TEXT EXTRACT »
Investigation of the dielectric properties of TiO₂ nanofluids

Peer review under responsibility of Taibah University.

Abstract

Nanofluids are tailored suspensions of nanoparticles in a selected base fluid. Nanofluids provide advantages including high thermal conductivity, electrical conductivity and optical absorption compared to the base fluid by itself, even for only a small volume fraction of nanoparticles. The choice of the nanoparticles and base fluid is a challenge in order to achieve maximum absorption. In this work, a method is suggested for selecting the best base fluid for TiO₂ nanoparticles to yield the best nanofluid based on the Maxwell-Garnett (MG) effective medium approach.

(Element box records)

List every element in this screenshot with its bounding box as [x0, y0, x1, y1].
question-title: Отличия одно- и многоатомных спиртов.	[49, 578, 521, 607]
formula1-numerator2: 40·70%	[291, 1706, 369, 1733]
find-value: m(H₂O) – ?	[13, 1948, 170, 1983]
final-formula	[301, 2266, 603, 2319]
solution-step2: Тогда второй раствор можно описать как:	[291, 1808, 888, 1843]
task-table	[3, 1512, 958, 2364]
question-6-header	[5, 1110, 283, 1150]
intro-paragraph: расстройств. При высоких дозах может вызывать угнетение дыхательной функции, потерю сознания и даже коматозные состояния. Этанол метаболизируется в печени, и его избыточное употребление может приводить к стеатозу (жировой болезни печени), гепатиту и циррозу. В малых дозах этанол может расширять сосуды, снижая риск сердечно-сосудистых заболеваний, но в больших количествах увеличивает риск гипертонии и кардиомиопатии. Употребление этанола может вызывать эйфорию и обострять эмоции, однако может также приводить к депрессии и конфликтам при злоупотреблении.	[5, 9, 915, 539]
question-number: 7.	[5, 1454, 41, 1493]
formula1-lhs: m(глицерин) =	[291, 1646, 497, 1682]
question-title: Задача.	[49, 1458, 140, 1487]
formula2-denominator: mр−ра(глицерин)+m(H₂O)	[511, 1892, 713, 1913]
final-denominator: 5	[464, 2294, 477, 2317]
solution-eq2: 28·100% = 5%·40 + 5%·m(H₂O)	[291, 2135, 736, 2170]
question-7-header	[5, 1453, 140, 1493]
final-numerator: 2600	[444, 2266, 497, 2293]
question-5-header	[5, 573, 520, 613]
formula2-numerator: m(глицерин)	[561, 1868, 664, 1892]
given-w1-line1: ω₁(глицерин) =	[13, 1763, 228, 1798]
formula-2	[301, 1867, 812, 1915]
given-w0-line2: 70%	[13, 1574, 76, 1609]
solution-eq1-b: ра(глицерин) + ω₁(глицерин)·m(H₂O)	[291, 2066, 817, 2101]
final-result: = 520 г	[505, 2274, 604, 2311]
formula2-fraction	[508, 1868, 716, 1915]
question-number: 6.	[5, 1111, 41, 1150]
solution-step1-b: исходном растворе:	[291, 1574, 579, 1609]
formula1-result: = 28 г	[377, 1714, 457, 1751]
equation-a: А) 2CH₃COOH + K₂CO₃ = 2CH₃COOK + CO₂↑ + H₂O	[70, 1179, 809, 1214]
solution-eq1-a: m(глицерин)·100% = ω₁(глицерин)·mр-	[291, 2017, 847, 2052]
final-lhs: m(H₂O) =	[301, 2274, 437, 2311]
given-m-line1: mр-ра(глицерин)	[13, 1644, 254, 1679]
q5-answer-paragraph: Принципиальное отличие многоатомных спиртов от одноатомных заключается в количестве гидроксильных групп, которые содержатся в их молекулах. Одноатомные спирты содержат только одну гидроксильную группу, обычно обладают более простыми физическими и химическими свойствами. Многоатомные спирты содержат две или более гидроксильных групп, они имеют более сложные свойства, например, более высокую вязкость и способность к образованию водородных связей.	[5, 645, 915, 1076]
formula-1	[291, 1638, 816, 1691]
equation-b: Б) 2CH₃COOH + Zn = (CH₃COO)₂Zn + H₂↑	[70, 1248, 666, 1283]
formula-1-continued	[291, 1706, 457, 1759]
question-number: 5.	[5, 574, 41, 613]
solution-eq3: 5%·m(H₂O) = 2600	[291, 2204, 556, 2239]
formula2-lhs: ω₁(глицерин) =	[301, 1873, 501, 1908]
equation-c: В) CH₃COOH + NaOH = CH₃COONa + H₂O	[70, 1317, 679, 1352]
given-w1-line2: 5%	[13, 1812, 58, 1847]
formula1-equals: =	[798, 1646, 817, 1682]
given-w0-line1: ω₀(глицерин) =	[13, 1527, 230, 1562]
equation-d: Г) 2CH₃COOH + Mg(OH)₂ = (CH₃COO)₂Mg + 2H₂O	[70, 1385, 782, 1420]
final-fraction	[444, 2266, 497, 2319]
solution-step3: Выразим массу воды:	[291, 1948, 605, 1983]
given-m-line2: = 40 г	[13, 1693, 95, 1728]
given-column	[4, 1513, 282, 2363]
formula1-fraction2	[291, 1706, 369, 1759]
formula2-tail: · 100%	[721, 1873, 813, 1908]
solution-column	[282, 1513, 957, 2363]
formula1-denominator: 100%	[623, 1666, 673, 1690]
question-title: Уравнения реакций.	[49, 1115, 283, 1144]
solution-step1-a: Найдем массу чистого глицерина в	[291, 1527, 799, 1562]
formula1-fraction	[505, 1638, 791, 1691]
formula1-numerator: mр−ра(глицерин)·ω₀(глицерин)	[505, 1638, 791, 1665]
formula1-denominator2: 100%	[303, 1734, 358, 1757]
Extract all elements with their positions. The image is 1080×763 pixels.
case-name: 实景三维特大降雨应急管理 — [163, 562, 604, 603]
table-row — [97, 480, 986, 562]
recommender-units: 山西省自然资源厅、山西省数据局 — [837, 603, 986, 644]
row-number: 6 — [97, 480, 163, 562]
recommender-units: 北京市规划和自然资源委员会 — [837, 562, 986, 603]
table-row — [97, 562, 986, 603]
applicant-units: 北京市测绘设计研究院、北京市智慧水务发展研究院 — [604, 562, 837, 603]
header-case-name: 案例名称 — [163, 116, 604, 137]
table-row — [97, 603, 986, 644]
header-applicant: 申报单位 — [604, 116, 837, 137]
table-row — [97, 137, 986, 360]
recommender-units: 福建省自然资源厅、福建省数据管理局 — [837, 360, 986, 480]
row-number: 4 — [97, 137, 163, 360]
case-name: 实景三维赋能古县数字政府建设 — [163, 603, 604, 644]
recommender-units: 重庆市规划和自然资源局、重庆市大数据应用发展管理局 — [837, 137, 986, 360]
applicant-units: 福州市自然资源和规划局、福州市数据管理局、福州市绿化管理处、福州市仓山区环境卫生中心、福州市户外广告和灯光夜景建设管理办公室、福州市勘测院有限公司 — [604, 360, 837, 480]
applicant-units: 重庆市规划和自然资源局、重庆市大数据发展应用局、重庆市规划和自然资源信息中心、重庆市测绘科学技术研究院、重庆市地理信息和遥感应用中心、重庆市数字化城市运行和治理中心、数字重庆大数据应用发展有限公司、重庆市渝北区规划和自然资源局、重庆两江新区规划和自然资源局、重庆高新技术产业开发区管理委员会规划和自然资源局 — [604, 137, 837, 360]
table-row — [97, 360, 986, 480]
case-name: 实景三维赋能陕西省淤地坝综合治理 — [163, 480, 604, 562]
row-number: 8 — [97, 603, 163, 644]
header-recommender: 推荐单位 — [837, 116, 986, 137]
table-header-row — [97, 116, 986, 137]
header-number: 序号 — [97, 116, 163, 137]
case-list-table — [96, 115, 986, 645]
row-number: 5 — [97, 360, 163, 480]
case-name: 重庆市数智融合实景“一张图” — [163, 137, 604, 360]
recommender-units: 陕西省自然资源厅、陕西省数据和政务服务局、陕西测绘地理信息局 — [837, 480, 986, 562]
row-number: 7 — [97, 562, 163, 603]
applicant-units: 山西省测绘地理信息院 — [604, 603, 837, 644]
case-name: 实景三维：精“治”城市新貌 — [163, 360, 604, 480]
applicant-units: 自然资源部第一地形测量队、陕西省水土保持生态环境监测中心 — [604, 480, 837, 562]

DIRECTIVES »
1. In the TiO₂ nanofluid abstract, which effective medium approach is the method for selecting a base fluid based on?
2. Using the TiO₂ nanofluid abstract, explain why choosing the nanoparticles and base fluid matters.

EXPECTED RESULTS »
1. The Maxwell-Garnett (MG) effective medium approach.

2. The choice of nanoparticles and base fluid is a challenge in achieving maximum absorption. The work therefore suggests a method, based on the Maxwell-Garnett effective medium approach, for selecting the best base fluid for TiO₂ nanoparticles to yield the best nanofluid.